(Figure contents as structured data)
☆ ☆ ☆ ☆ ☆ ☆ ☆
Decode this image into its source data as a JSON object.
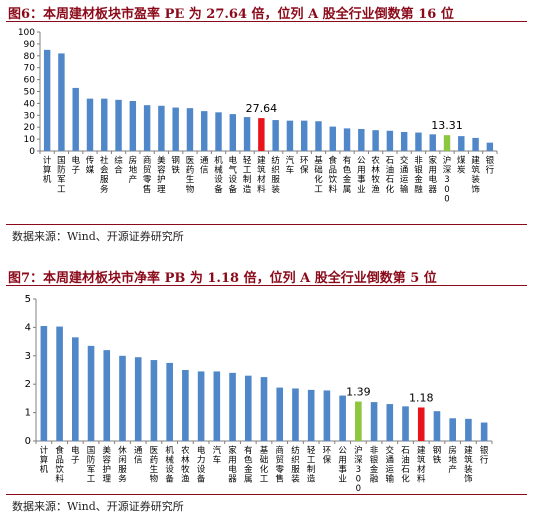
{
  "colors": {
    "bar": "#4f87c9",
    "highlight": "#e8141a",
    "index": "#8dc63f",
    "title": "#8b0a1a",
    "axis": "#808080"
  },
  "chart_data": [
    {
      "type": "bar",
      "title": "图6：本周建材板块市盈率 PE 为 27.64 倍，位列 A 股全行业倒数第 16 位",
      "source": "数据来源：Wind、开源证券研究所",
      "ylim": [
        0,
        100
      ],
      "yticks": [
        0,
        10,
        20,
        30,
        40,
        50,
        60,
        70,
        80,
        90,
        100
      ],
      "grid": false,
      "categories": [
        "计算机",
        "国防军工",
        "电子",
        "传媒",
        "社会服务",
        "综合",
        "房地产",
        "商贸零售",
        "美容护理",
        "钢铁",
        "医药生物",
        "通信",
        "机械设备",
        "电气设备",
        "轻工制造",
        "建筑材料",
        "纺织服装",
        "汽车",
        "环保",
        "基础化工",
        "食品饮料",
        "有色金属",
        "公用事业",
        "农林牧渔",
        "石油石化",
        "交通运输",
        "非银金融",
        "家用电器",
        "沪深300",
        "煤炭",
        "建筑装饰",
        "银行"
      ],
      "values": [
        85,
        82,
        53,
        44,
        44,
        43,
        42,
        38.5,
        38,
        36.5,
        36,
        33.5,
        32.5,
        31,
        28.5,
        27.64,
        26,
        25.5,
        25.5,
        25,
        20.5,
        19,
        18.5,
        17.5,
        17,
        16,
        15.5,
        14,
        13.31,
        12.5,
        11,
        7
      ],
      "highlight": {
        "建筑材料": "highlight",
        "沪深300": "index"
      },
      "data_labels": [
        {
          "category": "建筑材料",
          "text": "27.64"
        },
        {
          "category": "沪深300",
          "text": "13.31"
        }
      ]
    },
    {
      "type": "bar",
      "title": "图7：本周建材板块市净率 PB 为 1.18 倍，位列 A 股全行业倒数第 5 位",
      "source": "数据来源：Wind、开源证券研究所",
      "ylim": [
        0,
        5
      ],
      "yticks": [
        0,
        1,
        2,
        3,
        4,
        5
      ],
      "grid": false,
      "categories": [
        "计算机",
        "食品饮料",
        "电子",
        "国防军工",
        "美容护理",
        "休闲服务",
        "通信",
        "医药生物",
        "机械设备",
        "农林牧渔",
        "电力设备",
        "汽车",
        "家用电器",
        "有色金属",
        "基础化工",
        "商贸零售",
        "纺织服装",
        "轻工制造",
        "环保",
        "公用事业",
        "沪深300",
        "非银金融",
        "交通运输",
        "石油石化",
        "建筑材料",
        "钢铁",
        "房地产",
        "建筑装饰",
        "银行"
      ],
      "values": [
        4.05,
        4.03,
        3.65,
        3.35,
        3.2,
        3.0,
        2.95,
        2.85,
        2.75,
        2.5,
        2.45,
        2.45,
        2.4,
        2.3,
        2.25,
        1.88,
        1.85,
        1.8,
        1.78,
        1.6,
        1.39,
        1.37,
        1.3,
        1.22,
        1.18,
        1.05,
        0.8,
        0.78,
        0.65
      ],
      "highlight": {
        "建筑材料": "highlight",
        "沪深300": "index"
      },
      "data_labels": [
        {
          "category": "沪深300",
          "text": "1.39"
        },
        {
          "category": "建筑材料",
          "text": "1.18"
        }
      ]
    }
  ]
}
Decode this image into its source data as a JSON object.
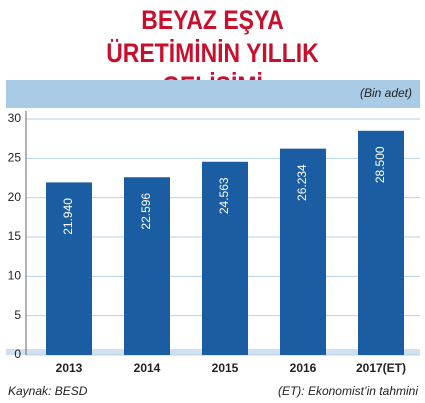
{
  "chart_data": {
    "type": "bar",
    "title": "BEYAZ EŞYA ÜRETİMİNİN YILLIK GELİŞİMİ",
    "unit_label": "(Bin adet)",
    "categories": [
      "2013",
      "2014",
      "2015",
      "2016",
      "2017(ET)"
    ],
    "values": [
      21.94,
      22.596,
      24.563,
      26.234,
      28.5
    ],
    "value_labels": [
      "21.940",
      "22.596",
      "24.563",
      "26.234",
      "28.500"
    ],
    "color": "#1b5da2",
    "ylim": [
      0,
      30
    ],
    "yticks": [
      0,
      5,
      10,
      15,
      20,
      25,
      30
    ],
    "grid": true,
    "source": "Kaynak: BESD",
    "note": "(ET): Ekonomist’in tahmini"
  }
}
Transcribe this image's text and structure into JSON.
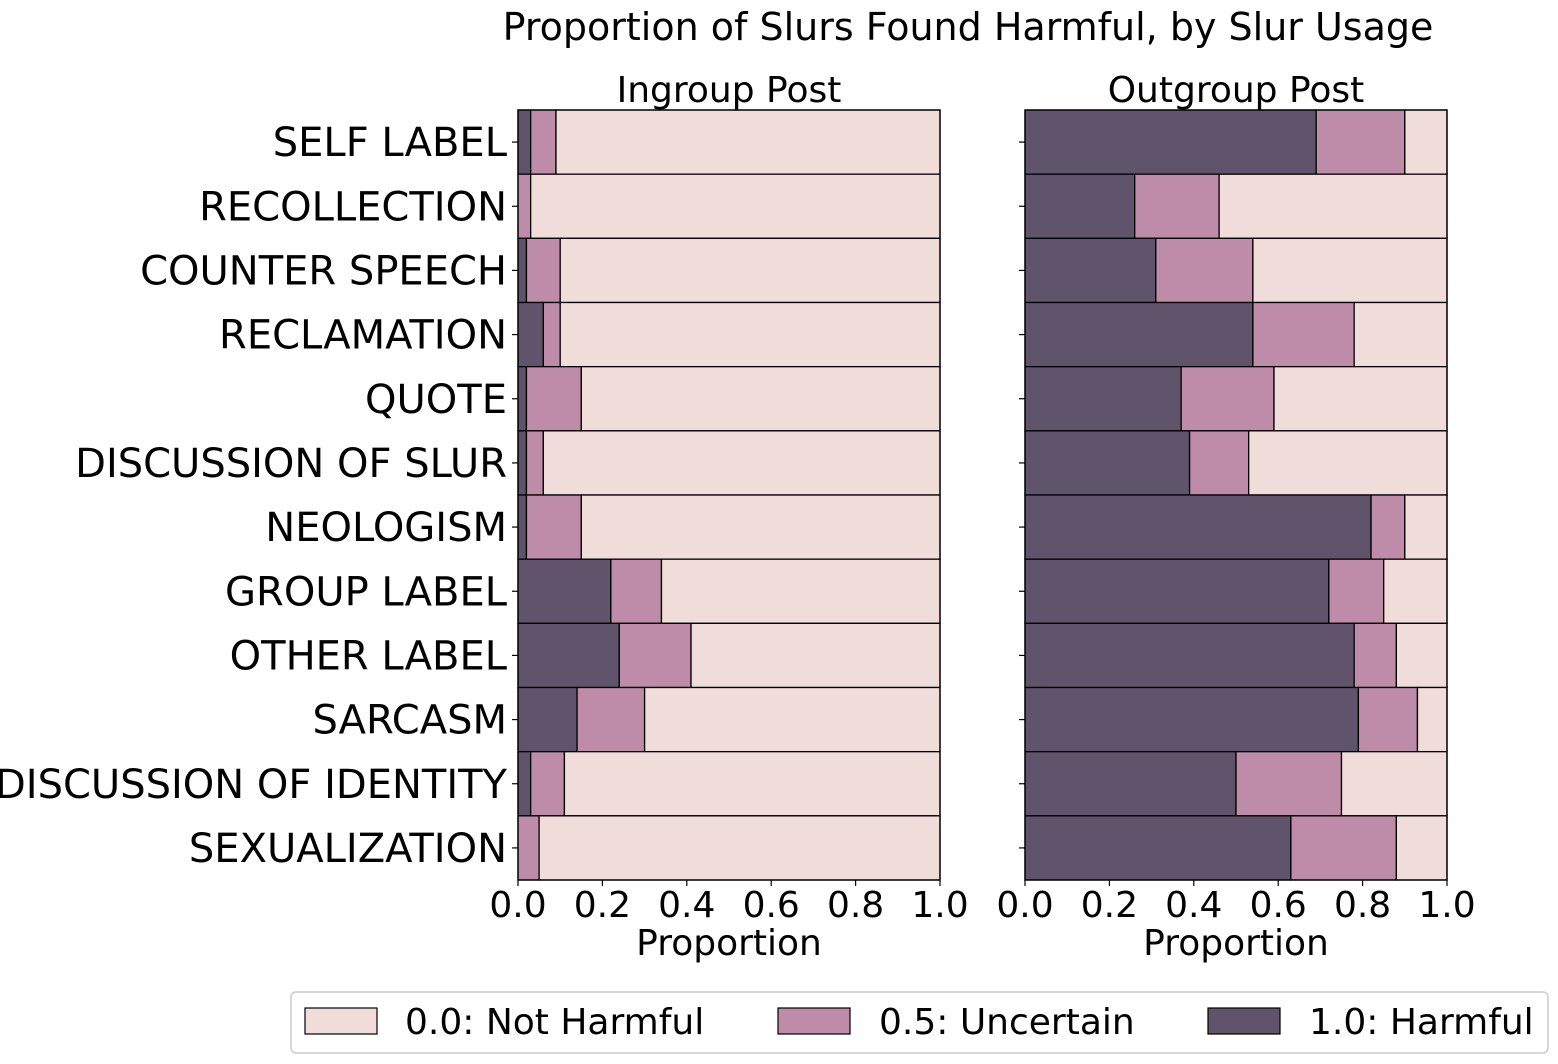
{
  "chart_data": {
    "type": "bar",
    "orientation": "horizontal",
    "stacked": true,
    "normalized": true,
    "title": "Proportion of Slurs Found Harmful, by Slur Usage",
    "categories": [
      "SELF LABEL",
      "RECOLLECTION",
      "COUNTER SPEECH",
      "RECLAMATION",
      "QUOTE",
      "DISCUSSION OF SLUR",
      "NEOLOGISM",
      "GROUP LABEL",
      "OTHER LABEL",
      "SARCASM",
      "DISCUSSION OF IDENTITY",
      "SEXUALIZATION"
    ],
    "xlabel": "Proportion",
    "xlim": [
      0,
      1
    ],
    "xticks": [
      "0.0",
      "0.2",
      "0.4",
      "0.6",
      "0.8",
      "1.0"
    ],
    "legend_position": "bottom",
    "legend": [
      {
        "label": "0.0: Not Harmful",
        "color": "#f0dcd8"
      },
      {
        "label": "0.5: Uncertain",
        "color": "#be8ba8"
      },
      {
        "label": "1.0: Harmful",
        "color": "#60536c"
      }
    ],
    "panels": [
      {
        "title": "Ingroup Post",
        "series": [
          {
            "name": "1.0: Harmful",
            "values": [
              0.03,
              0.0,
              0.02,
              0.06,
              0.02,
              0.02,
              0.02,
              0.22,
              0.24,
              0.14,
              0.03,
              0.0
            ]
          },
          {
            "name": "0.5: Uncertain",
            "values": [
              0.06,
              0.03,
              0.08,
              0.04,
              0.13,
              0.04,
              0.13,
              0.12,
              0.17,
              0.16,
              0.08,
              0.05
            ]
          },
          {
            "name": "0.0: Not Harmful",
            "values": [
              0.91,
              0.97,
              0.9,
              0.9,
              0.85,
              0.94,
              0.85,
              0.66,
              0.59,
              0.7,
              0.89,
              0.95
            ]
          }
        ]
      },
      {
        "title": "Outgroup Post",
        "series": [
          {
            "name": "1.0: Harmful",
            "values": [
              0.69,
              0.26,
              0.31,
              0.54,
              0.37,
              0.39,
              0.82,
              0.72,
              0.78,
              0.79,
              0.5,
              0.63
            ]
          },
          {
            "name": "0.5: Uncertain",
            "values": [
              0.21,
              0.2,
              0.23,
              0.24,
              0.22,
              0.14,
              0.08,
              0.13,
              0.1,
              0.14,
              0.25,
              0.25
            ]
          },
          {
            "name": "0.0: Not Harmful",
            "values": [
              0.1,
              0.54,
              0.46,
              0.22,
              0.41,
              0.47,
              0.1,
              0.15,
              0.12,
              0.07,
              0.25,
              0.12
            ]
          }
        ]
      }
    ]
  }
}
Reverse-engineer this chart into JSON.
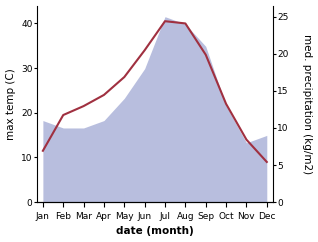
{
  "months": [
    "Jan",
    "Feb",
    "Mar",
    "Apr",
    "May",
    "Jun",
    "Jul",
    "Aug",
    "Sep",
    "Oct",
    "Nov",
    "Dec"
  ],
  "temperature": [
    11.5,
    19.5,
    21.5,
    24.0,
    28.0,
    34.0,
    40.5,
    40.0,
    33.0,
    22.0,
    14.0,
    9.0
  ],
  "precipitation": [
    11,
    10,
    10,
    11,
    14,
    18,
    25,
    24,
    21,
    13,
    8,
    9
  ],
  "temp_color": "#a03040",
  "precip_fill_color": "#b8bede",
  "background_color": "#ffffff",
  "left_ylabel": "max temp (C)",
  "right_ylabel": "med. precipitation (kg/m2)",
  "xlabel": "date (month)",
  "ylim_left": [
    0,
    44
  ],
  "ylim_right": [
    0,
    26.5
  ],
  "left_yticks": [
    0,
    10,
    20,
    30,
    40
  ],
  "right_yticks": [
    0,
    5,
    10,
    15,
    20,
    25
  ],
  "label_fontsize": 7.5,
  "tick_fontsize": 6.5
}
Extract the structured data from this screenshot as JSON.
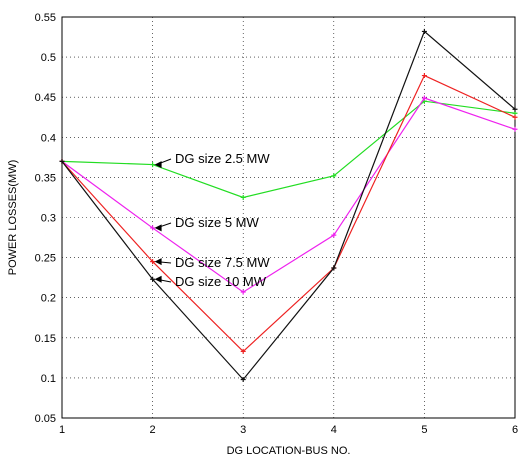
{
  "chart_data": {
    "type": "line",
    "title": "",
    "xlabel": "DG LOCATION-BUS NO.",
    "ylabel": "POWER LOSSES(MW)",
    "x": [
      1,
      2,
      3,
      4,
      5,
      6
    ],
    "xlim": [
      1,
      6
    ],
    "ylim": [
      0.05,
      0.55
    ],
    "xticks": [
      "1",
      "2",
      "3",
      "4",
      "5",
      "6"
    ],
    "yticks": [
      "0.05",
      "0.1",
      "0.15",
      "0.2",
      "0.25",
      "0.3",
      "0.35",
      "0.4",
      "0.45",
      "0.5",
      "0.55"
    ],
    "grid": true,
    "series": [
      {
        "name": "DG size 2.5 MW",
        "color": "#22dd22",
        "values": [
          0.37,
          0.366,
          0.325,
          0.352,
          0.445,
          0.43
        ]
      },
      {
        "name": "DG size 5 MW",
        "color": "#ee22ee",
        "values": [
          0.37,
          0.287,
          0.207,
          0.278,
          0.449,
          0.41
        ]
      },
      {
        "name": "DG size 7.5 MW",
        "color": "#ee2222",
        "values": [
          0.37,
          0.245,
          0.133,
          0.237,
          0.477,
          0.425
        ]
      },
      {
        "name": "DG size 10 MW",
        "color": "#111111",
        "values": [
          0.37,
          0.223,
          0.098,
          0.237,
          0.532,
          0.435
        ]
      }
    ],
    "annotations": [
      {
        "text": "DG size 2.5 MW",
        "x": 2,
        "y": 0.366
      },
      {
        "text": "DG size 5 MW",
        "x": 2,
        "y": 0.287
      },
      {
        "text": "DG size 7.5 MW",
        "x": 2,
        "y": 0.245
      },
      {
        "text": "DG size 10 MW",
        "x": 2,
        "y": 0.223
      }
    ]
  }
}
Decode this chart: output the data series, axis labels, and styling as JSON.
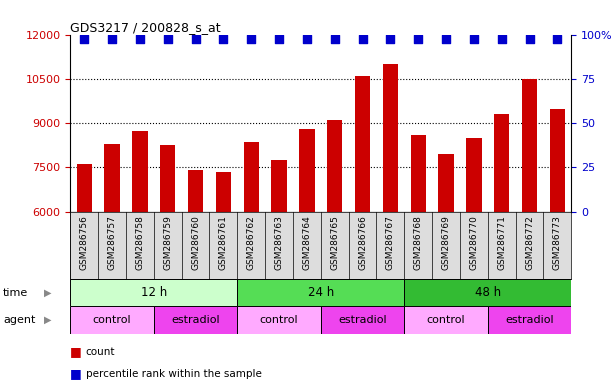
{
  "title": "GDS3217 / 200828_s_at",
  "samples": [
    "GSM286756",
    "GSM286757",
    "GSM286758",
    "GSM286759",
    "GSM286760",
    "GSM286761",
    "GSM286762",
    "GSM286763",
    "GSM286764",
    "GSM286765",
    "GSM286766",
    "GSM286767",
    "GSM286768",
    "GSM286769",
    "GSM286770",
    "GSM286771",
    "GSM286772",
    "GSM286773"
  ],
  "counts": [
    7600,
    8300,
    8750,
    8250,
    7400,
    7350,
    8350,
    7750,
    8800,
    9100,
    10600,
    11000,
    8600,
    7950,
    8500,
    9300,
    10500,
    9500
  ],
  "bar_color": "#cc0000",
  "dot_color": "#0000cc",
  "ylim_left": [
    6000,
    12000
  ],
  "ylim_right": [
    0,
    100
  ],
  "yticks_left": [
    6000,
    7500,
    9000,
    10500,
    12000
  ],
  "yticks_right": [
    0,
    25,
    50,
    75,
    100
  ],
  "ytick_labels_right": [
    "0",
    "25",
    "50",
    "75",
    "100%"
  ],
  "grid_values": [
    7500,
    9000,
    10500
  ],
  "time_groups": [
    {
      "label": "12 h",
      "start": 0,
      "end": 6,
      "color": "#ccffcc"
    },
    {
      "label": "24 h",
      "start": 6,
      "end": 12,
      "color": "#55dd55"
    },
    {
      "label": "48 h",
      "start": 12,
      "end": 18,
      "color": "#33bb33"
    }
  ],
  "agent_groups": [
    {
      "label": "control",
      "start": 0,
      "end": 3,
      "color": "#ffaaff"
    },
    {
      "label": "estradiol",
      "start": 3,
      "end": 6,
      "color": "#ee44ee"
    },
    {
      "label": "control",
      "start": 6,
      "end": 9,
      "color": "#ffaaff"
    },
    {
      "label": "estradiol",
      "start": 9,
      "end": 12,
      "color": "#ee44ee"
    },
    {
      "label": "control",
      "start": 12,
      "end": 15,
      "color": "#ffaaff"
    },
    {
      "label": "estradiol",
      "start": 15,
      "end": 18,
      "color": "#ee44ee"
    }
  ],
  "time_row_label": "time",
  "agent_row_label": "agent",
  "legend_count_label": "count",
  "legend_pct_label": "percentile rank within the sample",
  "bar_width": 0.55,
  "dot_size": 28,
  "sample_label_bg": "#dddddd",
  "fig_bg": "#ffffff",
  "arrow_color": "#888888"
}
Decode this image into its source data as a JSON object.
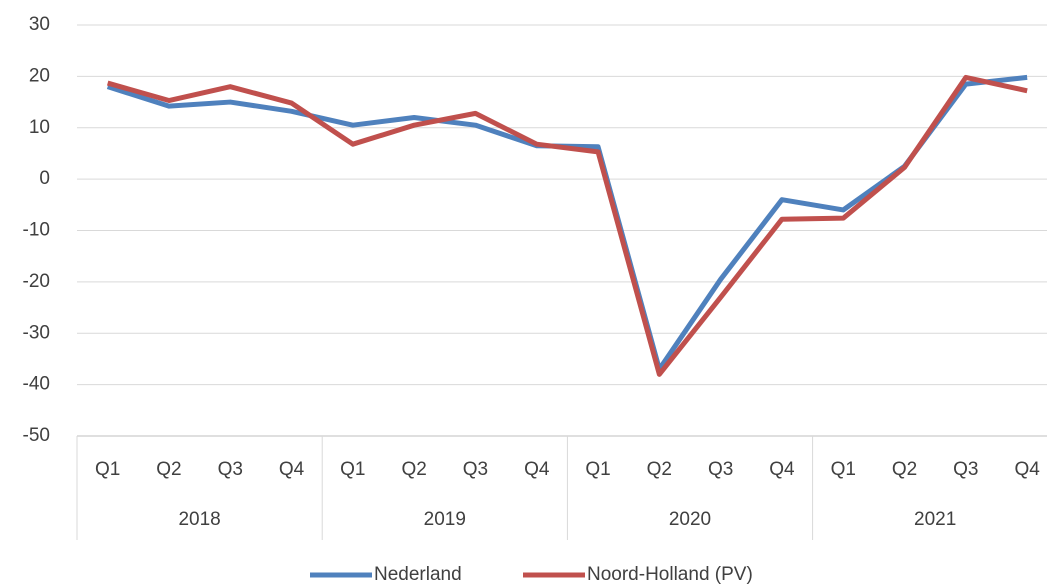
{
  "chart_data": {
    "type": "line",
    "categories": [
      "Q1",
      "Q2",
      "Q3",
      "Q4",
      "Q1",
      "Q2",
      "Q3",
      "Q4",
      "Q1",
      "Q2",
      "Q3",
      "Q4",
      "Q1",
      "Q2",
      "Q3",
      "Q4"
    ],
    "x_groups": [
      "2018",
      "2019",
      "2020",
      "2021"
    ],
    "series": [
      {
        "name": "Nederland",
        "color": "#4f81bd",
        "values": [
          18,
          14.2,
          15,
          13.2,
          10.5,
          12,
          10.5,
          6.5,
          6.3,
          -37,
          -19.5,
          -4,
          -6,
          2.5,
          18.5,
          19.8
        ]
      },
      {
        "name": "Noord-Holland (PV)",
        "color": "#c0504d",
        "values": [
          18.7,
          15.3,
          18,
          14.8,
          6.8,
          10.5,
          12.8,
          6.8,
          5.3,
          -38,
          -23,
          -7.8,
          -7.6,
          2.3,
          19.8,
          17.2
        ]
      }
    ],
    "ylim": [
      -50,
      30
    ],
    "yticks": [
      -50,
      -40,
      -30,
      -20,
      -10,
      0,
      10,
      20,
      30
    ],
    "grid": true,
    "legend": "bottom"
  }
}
☆ ☆ ☆ ☆ ☆ ☆ ☆
● **Goal**
Select the lines that carry the string "axis" and copy them.

● **Response to this exercise**
    "axis": "#808080"
Decode this chart: output the data series, axis labels, and styling as JSON.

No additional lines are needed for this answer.